## begin Data entries

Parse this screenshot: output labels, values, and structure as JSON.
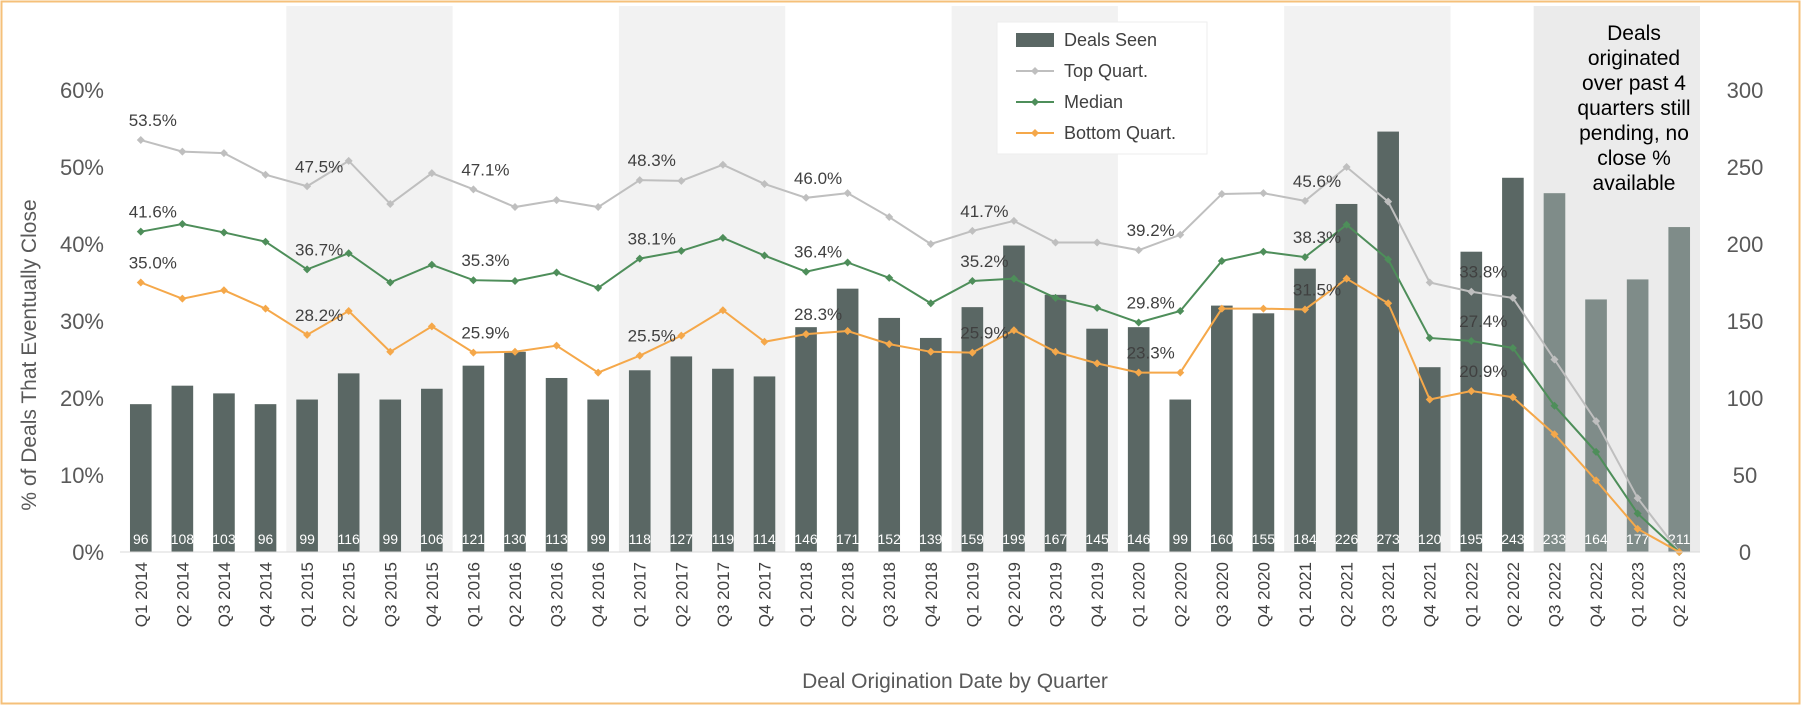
{
  "chart_data": {
    "type": "bar+line",
    "xlabel": "Deal Origination Date by Quarter",
    "ylabel": "% of Deals That Eventually Close",
    "y_left": {
      "ticks": [
        "0%",
        "10%",
        "20%",
        "30%",
        "40%",
        "50%",
        "60%"
      ],
      "range": [
        0,
        60
      ]
    },
    "y_right": {
      "ticks": [
        "0",
        "50",
        "100",
        "150",
        "200",
        "250",
        "300"
      ],
      "range": [
        0,
        300
      ]
    },
    "categories": [
      "Q1 2014",
      "Q2 2014",
      "Q3 2014",
      "Q4 2014",
      "Q1 2015",
      "Q2 2015",
      "Q3 2015",
      "Q4 2015",
      "Q1 2016",
      "Q2 2016",
      "Q3 2016",
      "Q4 2016",
      "Q1 2017",
      "Q2 2017",
      "Q3 2017",
      "Q4 2017",
      "Q1 2018",
      "Q2 2018",
      "Q3 2018",
      "Q4 2018",
      "Q1 2019",
      "Q2 2019",
      "Q3 2019",
      "Q4 2019",
      "Q1 2020",
      "Q2 2020",
      "Q3 2020",
      "Q4 2020",
      "Q1 2021",
      "Q2 2021",
      "Q3 2021",
      "Q4 2021",
      "Q1 2022",
      "Q2 2022",
      "Q3 2022",
      "Q4 2022",
      "Q1 2023",
      "Q2 2023"
    ],
    "bars": {
      "name": "Deals Seen",
      "axis": "right",
      "color": "#5a6764",
      "pending_color": "#7f8c89",
      "values": [
        96,
        108,
        103,
        96,
        99,
        116,
        99,
        106,
        121,
        130,
        113,
        99,
        118,
        127,
        119,
        114,
        146,
        171,
        152,
        139,
        159,
        199,
        167,
        145,
        146,
        99,
        160,
        155,
        184,
        226,
        273,
        120,
        195,
        243,
        233,
        164,
        177,
        211
      ]
    },
    "series": [
      {
        "name": "Top Quart.",
        "color": "#bfbfbf",
        "values": [
          53.5,
          52.0,
          51.8,
          49.0,
          47.5,
          50.8,
          45.2,
          49.2,
          47.1,
          44.8,
          45.7,
          44.8,
          48.3,
          48.2,
          50.3,
          47.8,
          46.0,
          46.6,
          43.5,
          40.0,
          41.7,
          43.0,
          40.2,
          40.2,
          39.2,
          41.2,
          46.5,
          46.6,
          45.6,
          50.0,
          45.5,
          35.0,
          33.8,
          33.0,
          25.0,
          17.0,
          7.0,
          0
        ]
      },
      {
        "name": "Median",
        "color": "#4e8e5a",
        "values": [
          41.6,
          42.6,
          41.5,
          40.3,
          36.7,
          38.8,
          35.0,
          37.3,
          35.3,
          35.2,
          36.3,
          34.3,
          38.1,
          39.1,
          40.8,
          38.5,
          36.4,
          37.6,
          35.6,
          32.3,
          35.2,
          35.5,
          33.0,
          31.7,
          29.8,
          31.3,
          37.8,
          39.0,
          38.3,
          42.5,
          38.0,
          27.8,
          27.4,
          26.5,
          19.0,
          13.0,
          5.0,
          0
        ]
      },
      {
        "name": "Bottom Quart.",
        "color": "#f5a84a",
        "values": [
          35.0,
          32.9,
          34.0,
          31.6,
          28.2,
          31.3,
          26.0,
          29.3,
          25.9,
          26.0,
          26.8,
          23.3,
          25.5,
          28.1,
          31.4,
          27.3,
          28.3,
          28.7,
          27.0,
          26.0,
          25.9,
          28.8,
          26.0,
          24.5,
          23.3,
          23.3,
          31.6,
          31.6,
          31.5,
          35.5,
          32.3,
          19.8,
          20.9,
          20.1,
          15.3,
          9.3,
          3.0,
          0
        ]
      }
    ],
    "point_labels": [
      {
        "series": 0,
        "index": 0,
        "text": "53.5%"
      },
      {
        "series": 0,
        "index": 4,
        "text": "47.5%"
      },
      {
        "series": 0,
        "index": 8,
        "text": "47.1%"
      },
      {
        "series": 0,
        "index": 12,
        "text": "48.3%"
      },
      {
        "series": 0,
        "index": 16,
        "text": "46.0%"
      },
      {
        "series": 0,
        "index": 20,
        "text": "41.7%"
      },
      {
        "series": 0,
        "index": 24,
        "text": "39.2%"
      },
      {
        "series": 0,
        "index": 28,
        "text": "45.6%"
      },
      {
        "series": 0,
        "index": 32,
        "text": "33.8%"
      },
      {
        "series": 1,
        "index": 0,
        "text": "41.6%"
      },
      {
        "series": 1,
        "index": 4,
        "text": "36.7%"
      },
      {
        "series": 1,
        "index": 8,
        "text": "35.3%"
      },
      {
        "series": 1,
        "index": 12,
        "text": "38.1%"
      },
      {
        "series": 1,
        "index": 16,
        "text": "36.4%"
      },
      {
        "series": 1,
        "index": 20,
        "text": "35.2%"
      },
      {
        "series": 1,
        "index": 24,
        "text": "29.8%"
      },
      {
        "series": 1,
        "index": 28,
        "text": "38.3%"
      },
      {
        "series": 1,
        "index": 32,
        "text": "27.4%"
      },
      {
        "series": 2,
        "index": 0,
        "text": "35.0%"
      },
      {
        "series": 2,
        "index": 4,
        "text": "28.2%"
      },
      {
        "series": 2,
        "index": 8,
        "text": "25.9%"
      },
      {
        "series": 2,
        "index": 12,
        "text": "25.5%"
      },
      {
        "series": 2,
        "index": 16,
        "text": "28.3%"
      },
      {
        "series": 2,
        "index": 20,
        "text": "25.9%"
      },
      {
        "series": 2,
        "index": 24,
        "text": "23.3%"
      },
      {
        "series": 2,
        "index": 28,
        "text": "31.5%"
      },
      {
        "series": 2,
        "index": 32,
        "text": "20.9%"
      }
    ],
    "shaded_years": [
      2015,
      2017,
      2019,
      2021
    ],
    "pending_categories": [
      "Q3 2022",
      "Q4 2022",
      "Q1 2023",
      "Q2 2023"
    ],
    "annotation": [
      "Deals",
      "originated",
      "over past 4",
      "quarters still",
      "pending, no",
      "close %",
      "available"
    ],
    "legend": {
      "placement": "top-center",
      "entries": [
        "Deals Seen",
        "Top Quart.",
        "Median",
        "Bottom Quart."
      ]
    },
    "grid": false,
    "frame_color": "#f5c07a"
  }
}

## end Data entries

• Requirement:
Find every line of the data that holds the string "Deals", then say how many there are and nothing else.

• Correct answer:
4